====== Extracted information

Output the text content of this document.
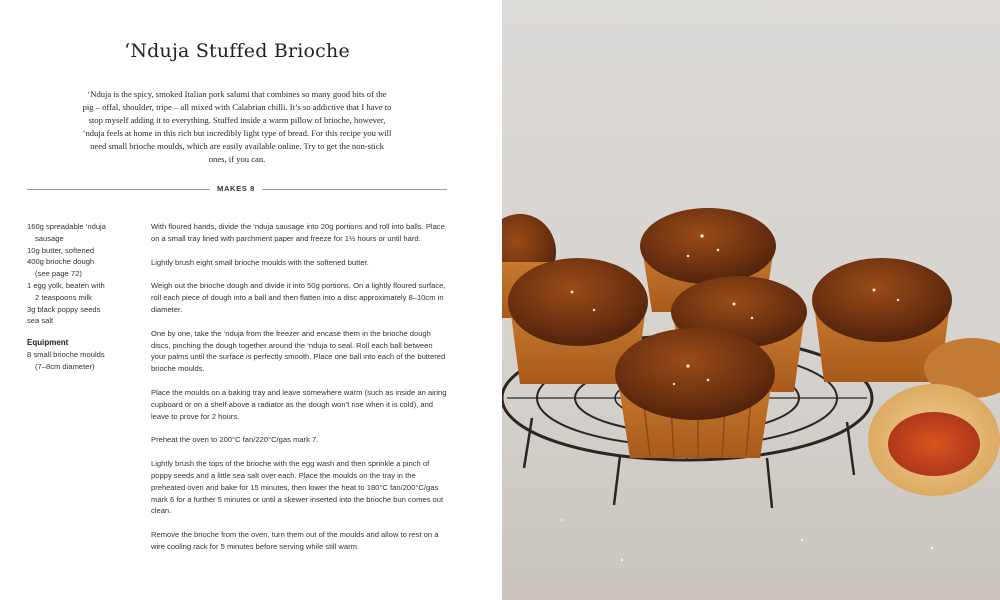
‘Nduja Stuffed Brioche
‘Nduja is the spicy, smoked Italian pork salumi that combines so many good bits of the pig – offal, shoulder, tripe – all mixed with Calabrian chilli. It’s so addictive that I have to stop myself adding it to everything. Stuffed inside a warm pillow of brioche, however, ‘nduja feels at home in this rich but incredibly light type of bread. For this recipe you will need small brioche moulds, which are easily available online. Try to get the non-stick ones, if you can.
MAKES 8
160g spreadable ‘nduja
sausage
10g butter, softened
400g brioche dough
(see page 72)
1 egg yolk, beaten with
2 teaspoons milk
3g black poppy seeds
sea salt
Equipment
8 small brioche moulds
(7–8cm diameter)

With floured hands, divide the ‘nduja sausage into 20g portions and roll into balls. Place on a small tray lined with parchment paper and freeze for 1½ hours or until hard.

Lightly brush eight small brioche moulds with the softened butter.

Weigh out the brioche dough and divide it into 50g portions. On a lightly floured surface, roll each piece of dough into a ball and then flatten into a disc approximately 8–10cm in diameter.

One by one, take the ‘nduja from the freezer and encase them in the brioche dough discs, pinching the dough together around the ‘nduja to seal. Roll each ball between your palms until the surface is perfectly smooth. Place one ball into each of the buttered brioche moulds.

Place the moulds on a baking tray and leave somewhere warm (such as inside an airing cupboard or on a shelf above a radiator as the dough won’t rise when it is cold), and leave to prove for 2 hours.

Preheat the oven to 200°C fan/220°C/gas mark 7.

Lightly brush the tops of the brioche with the egg wash and then sprinkle a pinch of poppy seeds and a little sea salt over each. Place the moulds on the tray in the preheated oven and bake for 15 minutes, then lower the heat to 180°C fan/200°C/gas mark 6 for a further 5 minutes or until a skewer inserted into the brioche bun comes out clean.

Remove the brioche from the oven, turn them out of the moulds and allow to rest on a wire cooling rack for 5 minutes before serving while still warm.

============

What you need to do: Take the records above and transcribe them exactly, dropping every picture.

Correct output:
Output the text content of this document.
‘Nduja Stuffed Brioche
‘Nduja is the spicy, smoked Italian pork salumi that combines so many good bits of the pig – offal, shoulder, tripe – all mixed with Calabrian chilli. It’s so addictive that I have to stop myself adding it to everything. Stuffed inside a warm pillow of brioche, however, ‘nduja feels at home in this rich but incredibly light type of bread. For this recipe you will need small brioche moulds, which are easily available online. Try to get the non-stick ones, if you can.
MAKES 8
160g spreadable ‘nduja
sausage
10g butter, softened
400g brioche dough
(see page 72)
1 egg yolk, beaten with
2 teaspoons milk
3g black poppy seeds
sea salt
Equipment
8 small brioche moulds
(7–8cm diameter)

With floured hands, divide the ‘nduja sausage into 20g portions and roll into balls. Place on a small tray lined with parchment paper and freeze for 1½ hours or until hard.

Lightly brush eight small brioche moulds with the softened butter.

Weigh out the brioche dough and divide it into 50g portions. On a lightly floured surface, roll each piece of dough into a ball and then flatten into a disc approximately 8–10cm in diameter.

One by one, take the ‘nduja from the freezer and encase them in the brioche dough discs, pinching the dough together around the ‘nduja to seal. Roll each ball between your palms until the surface is perfectly smooth. Place one ball into each of the buttered brioche moulds.

Place the moulds on a baking tray and leave somewhere warm (such as inside an airing cupboard or on a shelf above a radiator as the dough won’t rise when it is cold), and leave to prove for 2 hours.

Preheat the oven to 200°C fan/220°C/gas mark 7.

Lightly brush the tops of the brioche with the egg wash and then sprinkle a pinch of poppy seeds and a little sea salt over each. Place the moulds on the tray in the preheated oven and bake for 15 minutes, then lower the heat to 180°C fan/200°C/gas mark 6 for a further 5 minutes or until a skewer inserted into the brioche bun comes out clean.

Remove the brioche from the oven, turn them out of the moulds and allow to rest on a wire cooling rack for 5 minutes before serving while still warm.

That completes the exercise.